Data entries:
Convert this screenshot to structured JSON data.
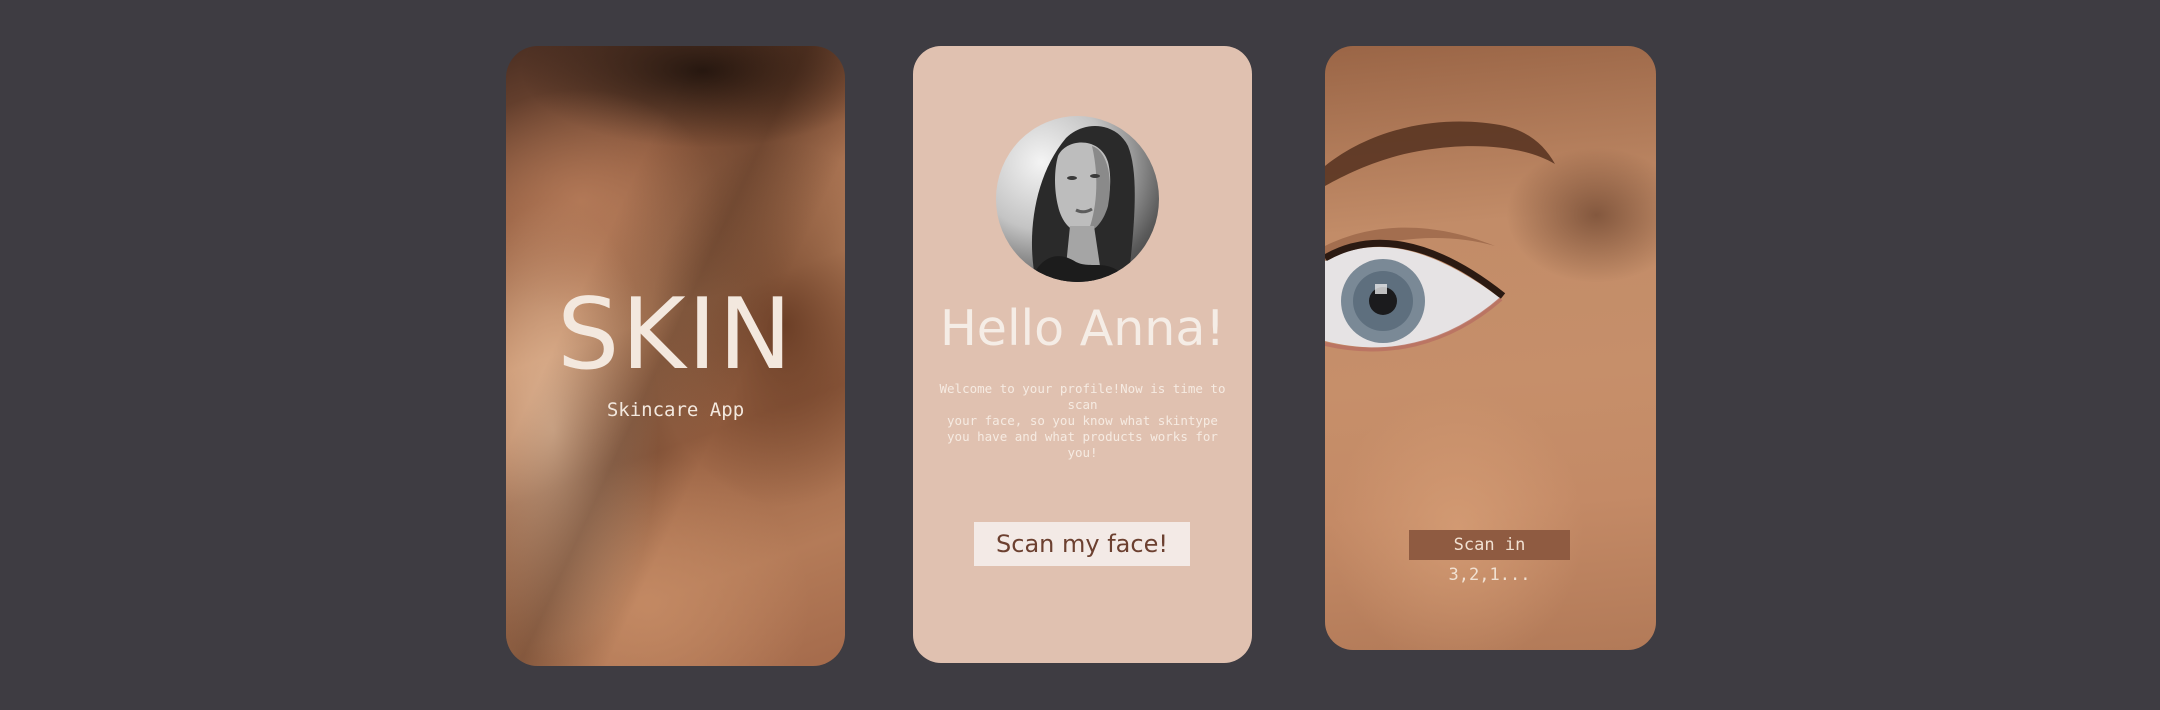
{
  "splash": {
    "logo": "SKIN",
    "subtitle": "Skincare App"
  },
  "profile": {
    "greeting": "Hello Anna!",
    "welcome_text": "Welcome to your profile!Now is time to scan\nyour face, so you know what skintype\nyou have and what products works for\nyou!",
    "scan_button": "Scan my face!"
  },
  "scan": {
    "countdown": "Scan in 3,2,1..."
  },
  "colors": {
    "background": "#3e3c42",
    "profile_card": "#e0c1b0",
    "button_bg": "#f3eae6",
    "button_text": "#6c4030",
    "countdown_bg": "#8f5b41",
    "light_text": "#f3e8de"
  }
}
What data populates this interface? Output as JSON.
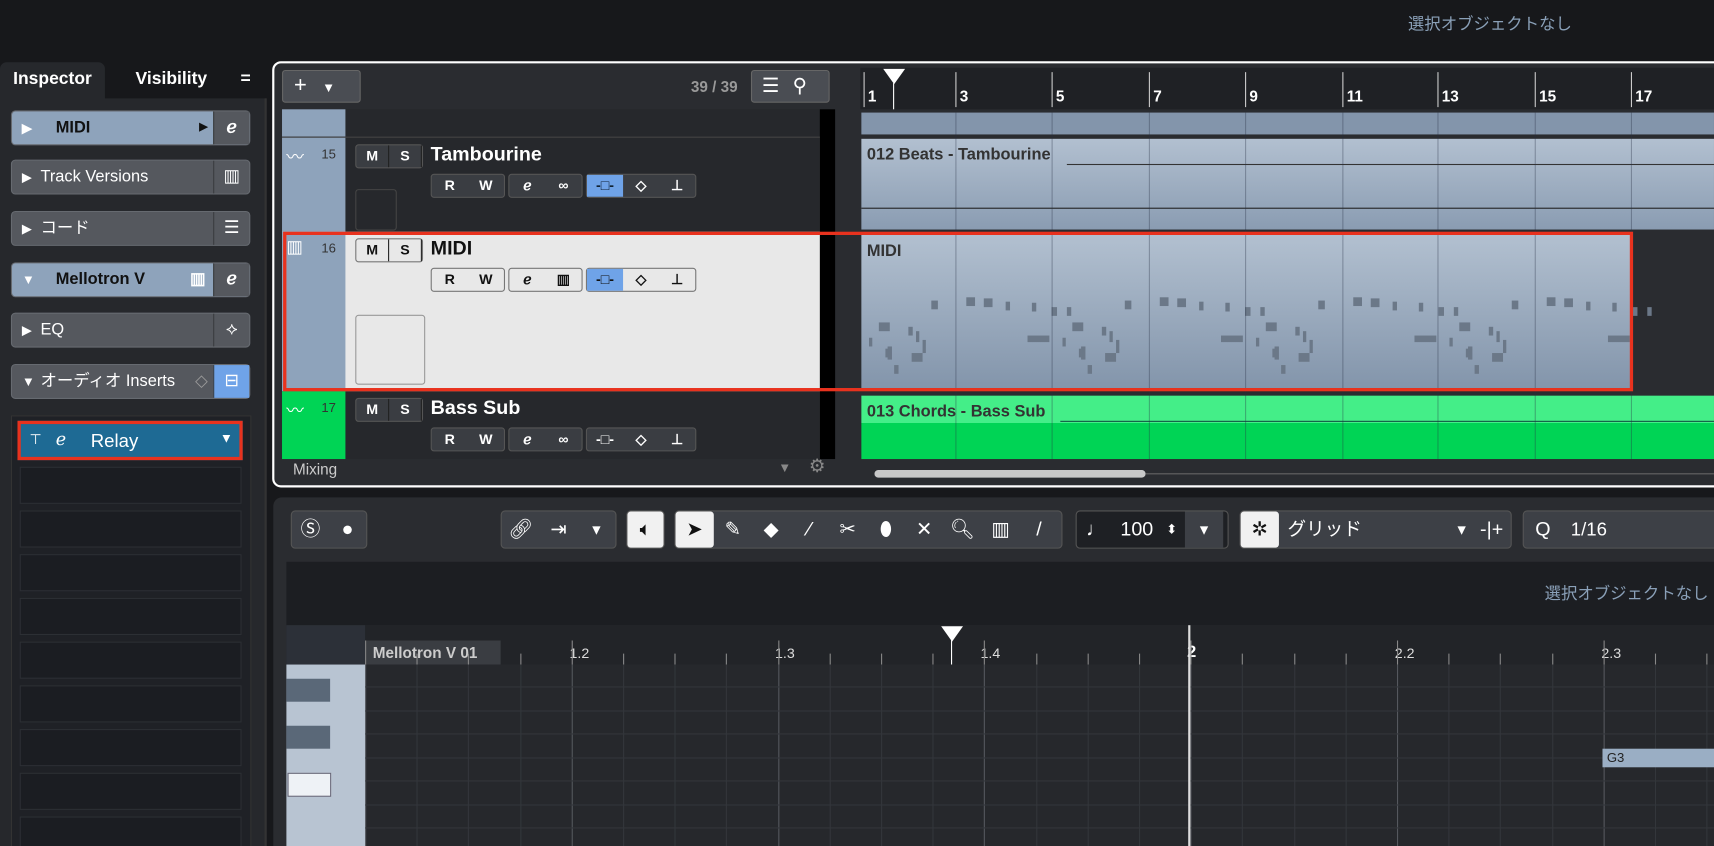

What the task requires:
Omit the pictures, then output the rest of the listing exactly.

Reply to the exercise:
Convert this screenshot to structured JSON data.
{
  "splash": {
    "logo": "SKIN",
    "subtitle": "Skincare App"
  },
  "profile": {
    "greeting": "Hello Anna!",
    "welcome_text": "Welcome to your profile!Now is time to scan\nyour face, so you know what skintype\nyou have and what products works for\nyou!",
    "scan_button": "Scan my face!"
  },
  "scan": {
    "countdown": "Scan in 3,2,1..."
  },
  "colors": {
    "background": "#3e3c42",
    "profile_card": "#e0c1b0",
    "button_bg": "#f3eae6",
    "button_text": "#6c4030",
    "countdown_bg": "#8f5b41",
    "light_text": "#f3e8de"
  }
}
What data populates this interface? Output as JSON.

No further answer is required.